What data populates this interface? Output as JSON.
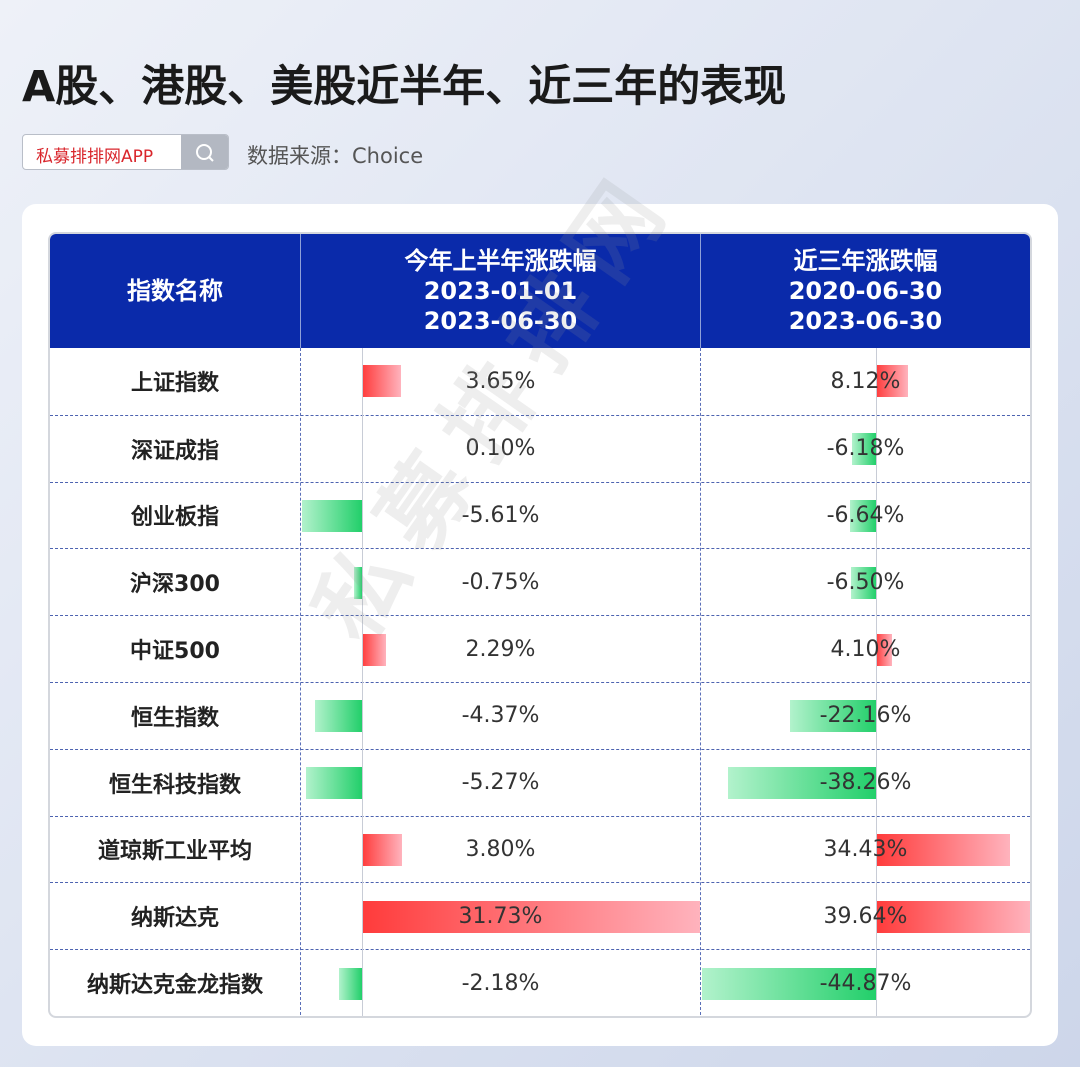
{
  "header": {
    "title": "A股、港股、美股近半年、近三年的表现",
    "badge": "私募排排网APP",
    "source": "数据来源：Choice",
    "watermark": "私募排排网"
  },
  "table": {
    "columns": [
      {
        "name": "指数名称"
      },
      {
        "name": "今年上半年涨跌幅",
        "start": "2023-01-01",
        "end": "2023-06-30"
      },
      {
        "name": "近三年涨跌幅",
        "start": "2020-06-30",
        "end": "2023-06-30"
      }
    ],
    "categories": [
      "上证指数",
      "深证成指",
      "创业板指",
      "沪深300",
      "中证500",
      "恒生指数",
      "恒生科技指数",
      "道琼斯工业平均",
      "纳斯达克",
      "纳斯达克金龙指数"
    ],
    "series": [
      {
        "values": [
          3.65,
          0.1,
          -5.61,
          -0.75,
          2.29,
          -4.37,
          -5.27,
          3.8,
          31.73,
          -2.18
        ],
        "value_labels": [
          "3.65%",
          "0.10%",
          "-5.61%",
          "-0.75%",
          "2.29%",
          "-4.37%",
          "-5.27%",
          "3.80%",
          "31.73%",
          "-2.18%"
        ]
      },
      {
        "values": [
          8.12,
          -6.18,
          -6.64,
          -6.5,
          4.1,
          -22.16,
          -38.26,
          34.43,
          39.64,
          -44.87
        ],
        "value_labels": [
          "8.12%",
          "-6.18%",
          "-6.64%",
          "-6.50%",
          "4.10%",
          "-22.16%",
          "-38.26%",
          "34.43%",
          "39.64%",
          "-44.87%"
        ]
      }
    ]
  }
}
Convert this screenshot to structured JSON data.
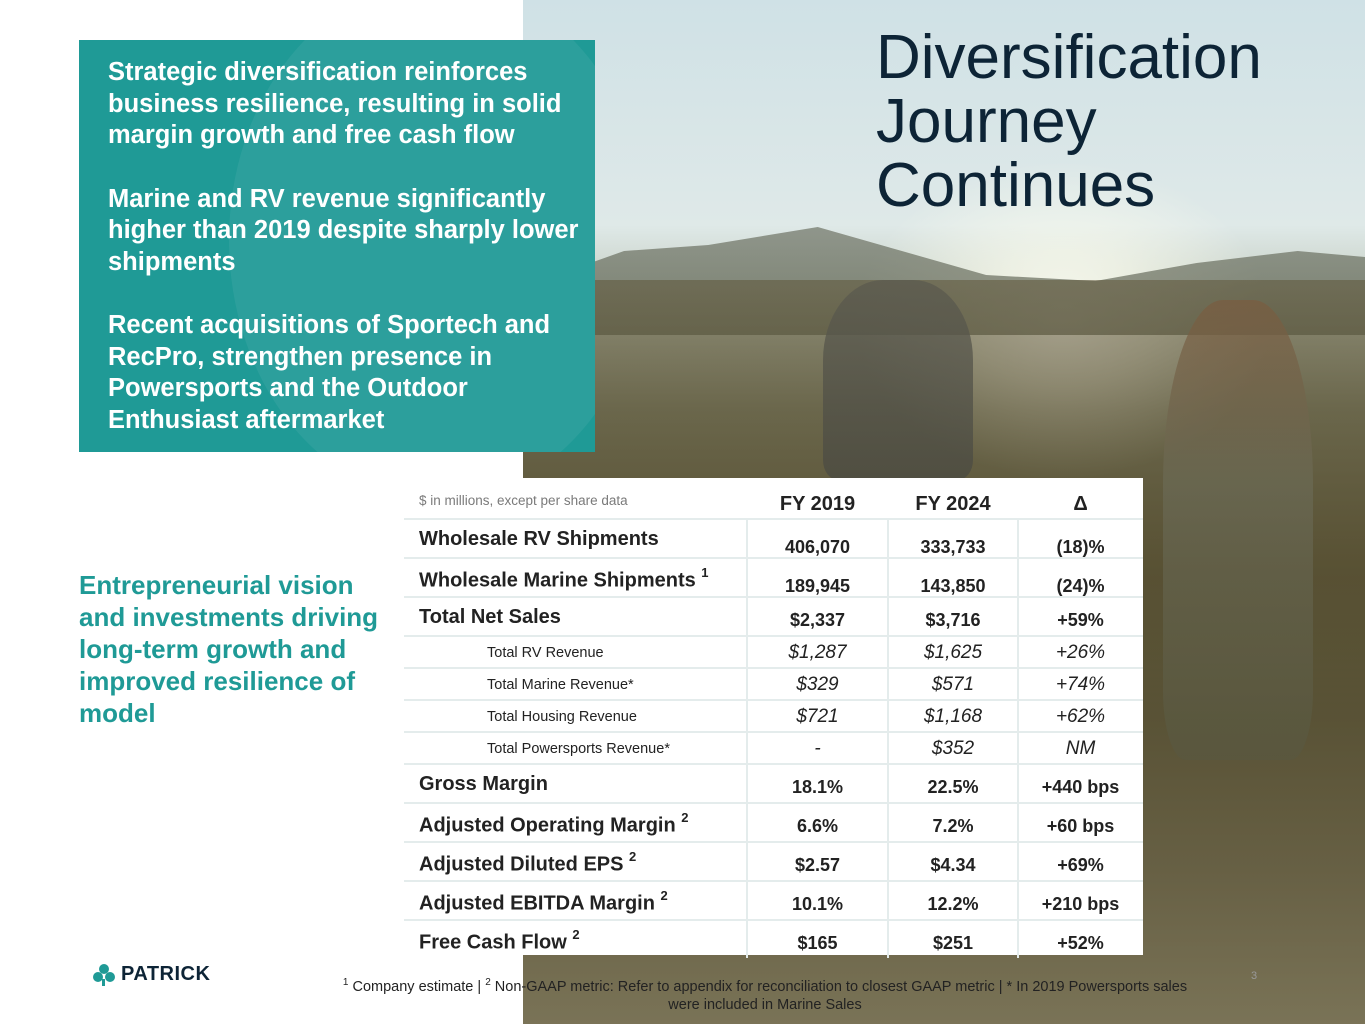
{
  "title_lines": [
    "Diversification",
    "Journey",
    "Continues"
  ],
  "callout": [
    "Strategic diversification reinforces business resilience, resulting in solid margin growth and free cash flow",
    "Marine and RV revenue significantly higher than 2019 despite sharply lower shipments",
    "Recent acquisitions of Sportech and RecPro, strengthen presence in Powersports and the Outdoor Enthusiast aftermarket"
  ],
  "tagline": "Entrepreneurial vision and investments driving long-term growth and improved resilience of model",
  "table": {
    "note": "$ in millions, except per share data",
    "columns": [
      "FY 2019",
      "FY 2024",
      "Δ"
    ],
    "rows": [
      {
        "label": "Wholesale RV Shipments",
        "sup": "",
        "values": [
          "406,070",
          "333,733",
          "(18)%"
        ],
        "style": "big"
      },
      {
        "label": "Wholesale Marine Shipments",
        "sup": "1",
        "values": [
          "189,945",
          "143,850",
          "(24)%"
        ],
        "style": "big"
      },
      {
        "label": "Total Net Sales",
        "sup": "",
        "values": [
          "$2,337",
          "$3,716",
          "+59%"
        ],
        "style": "big"
      },
      {
        "label": "Total RV Revenue",
        "sup": "",
        "values": [
          "$1,287",
          "$1,625",
          "+26%"
        ],
        "style": "sub"
      },
      {
        "label": "Total Marine Revenue*",
        "sup": "",
        "values": [
          "$329",
          "$571",
          "+74%"
        ],
        "style": "sub"
      },
      {
        "label": "Total Housing Revenue",
        "sup": "",
        "values": [
          "$721",
          "$1,168",
          "+62%"
        ],
        "style": "sub"
      },
      {
        "label": "Total Powersports Revenue*",
        "sup": "",
        "values": [
          "-",
          "$352",
          "NM"
        ],
        "style": "sub"
      },
      {
        "label": "Gross Margin",
        "sup": "",
        "values": [
          "18.1%",
          "22.5%",
          "+440 bps"
        ],
        "style": "big"
      },
      {
        "label": "Adjusted Operating Margin",
        "sup": "2",
        "values": [
          "6.6%",
          "7.2%",
          "+60 bps"
        ],
        "style": "big"
      },
      {
        "label": "Adjusted Diluted EPS",
        "sup": "2",
        "values": [
          "$2.57",
          "$4.34",
          "+69%"
        ],
        "style": "big"
      },
      {
        "label": "Adjusted EBITDA Margin",
        "sup": "2",
        "values": [
          "10.1%",
          "12.2%",
          "+210 bps"
        ],
        "style": "big"
      },
      {
        "label": "Free Cash Flow",
        "sup": "2",
        "values": [
          "$165",
          "$251",
          "+52%"
        ],
        "style": "big"
      }
    ]
  },
  "footer": {
    "logo_text": "PATRICK",
    "footnote_sup1": "1",
    "footnote_part1": " Company estimate | ",
    "footnote_sup2": "2",
    "footnote_part2": " Non-GAAP metric: Refer to appendix for reconciliation to closest GAAP metric | * In 2019 Powersports sales were included in Marine Sales",
    "page_number": "3"
  },
  "colors": {
    "teal": "#1f9a96",
    "navy": "#0d2436"
  }
}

_Task to complete_
Without the pictures, repeat the listing above exactly.

_Response_
What data populates this interface? Output as JSON.
{
  "header": {
    "title": "A股、港股、美股近半年、近三年的表现",
    "badge": "私募排排网APP",
    "source": "数据来源：Choice",
    "watermark": "私募排排网"
  },
  "table": {
    "columns": [
      {
        "name": "指数名称"
      },
      {
        "name": "今年上半年涨跌幅",
        "start": "2023-01-01",
        "end": "2023-06-30"
      },
      {
        "name": "近三年涨跌幅",
        "start": "2020-06-30",
        "end": "2023-06-30"
      }
    ],
    "categories": [
      "上证指数",
      "深证成指",
      "创业板指",
      "沪深300",
      "中证500",
      "恒生指数",
      "恒生科技指数",
      "道琼斯工业平均",
      "纳斯达克",
      "纳斯达克金龙指数"
    ],
    "series": [
      {
        "values": [
          3.65,
          0.1,
          -5.61,
          -0.75,
          2.29,
          -4.37,
          -5.27,
          3.8,
          31.73,
          -2.18
        ],
        "value_labels": [
          "3.65%",
          "0.10%",
          "-5.61%",
          "-0.75%",
          "2.29%",
          "-4.37%",
          "-5.27%",
          "3.80%",
          "31.73%",
          "-2.18%"
        ]
      },
      {
        "values": [
          8.12,
          -6.18,
          -6.64,
          -6.5,
          4.1,
          -22.16,
          -38.26,
          34.43,
          39.64,
          -44.87
        ],
        "value_labels": [
          "8.12%",
          "-6.18%",
          "-6.64%",
          "-6.50%",
          "4.10%",
          "-22.16%",
          "-38.26%",
          "34.43%",
          "39.64%",
          "-44.87%"
        ]
      }
    ]
  }
}
Convert this screenshot to structured JSON data.
{
  "title_lines": [
    "Diversification",
    "Journey",
    "Continues"
  ],
  "callout": [
    "Strategic diversification reinforces business resilience, resulting in solid margin growth and free cash flow",
    "Marine and RV revenue significantly higher than 2019 despite sharply lower shipments",
    "Recent acquisitions of Sportech and RecPro, strengthen presence in Powersports and the Outdoor Enthusiast aftermarket"
  ],
  "tagline": "Entrepreneurial vision and investments driving long-term growth and improved resilience of model",
  "table": {
    "note": "$ in millions, except per share data",
    "columns": [
      "FY 2019",
      "FY 2024",
      "Δ"
    ],
    "rows": [
      {
        "label": "Wholesale RV Shipments",
        "sup": "",
        "values": [
          "406,070",
          "333,733",
          "(18)%"
        ],
        "style": "big"
      },
      {
        "label": "Wholesale Marine Shipments",
        "sup": "1",
        "values": [
          "189,945",
          "143,850",
          "(24)%"
        ],
        "style": "big"
      },
      {
        "label": "Total Net Sales",
        "sup": "",
        "values": [
          "$2,337",
          "$3,716",
          "+59%"
        ],
        "style": "big"
      },
      {
        "label": "Total RV Revenue",
        "sup": "",
        "values": [
          "$1,287",
          "$1,625",
          "+26%"
        ],
        "style": "sub"
      },
      {
        "label": "Total Marine Revenue*",
        "sup": "",
        "values": [
          "$329",
          "$571",
          "+74%"
        ],
        "style": "sub"
      },
      {
        "label": "Total Housing Revenue",
        "sup": "",
        "values": [
          "$721",
          "$1,168",
          "+62%"
        ],
        "style": "sub"
      },
      {
        "label": "Total Powersports Revenue*",
        "sup": "",
        "values": [
          "-",
          "$352",
          "NM"
        ],
        "style": "sub"
      },
      {
        "label": "Gross Margin",
        "sup": "",
        "values": [
          "18.1%",
          "22.5%",
          "+440 bps"
        ],
        "style": "big"
      },
      {
        "label": "Adjusted Operating Margin",
        "sup": "2",
        "values": [
          "6.6%",
          "7.2%",
          "+60 bps"
        ],
        "style": "big"
      },
      {
        "label": "Adjusted Diluted EPS",
        "sup": "2",
        "values": [
          "$2.57",
          "$4.34",
          "+69%"
        ],
        "style": "big"
      },
      {
        "label": "Adjusted EBITDA Margin",
        "sup": "2",
        "values": [
          "10.1%",
          "12.2%",
          "+210 bps"
        ],
        "style": "big"
      },
      {
        "label": "Free Cash Flow",
        "sup": "2",
        "values": [
          "$165",
          "$251",
          "+52%"
        ],
        "style": "big"
      }
    ]
  },
  "footer": {
    "logo_text": "PATRICK",
    "footnote_sup1": "1",
    "footnote_part1": " Company estimate | ",
    "footnote_sup2": "2",
    "footnote_part2": " Non-GAAP metric: Refer to appendix for reconciliation to closest GAAP metric | * In 2019 Powersports sales were included in Marine Sales",
    "page_number": "3"
  },
  "colors": {
    "teal": "#1f9a96",
    "navy": "#0d2436"
  }
}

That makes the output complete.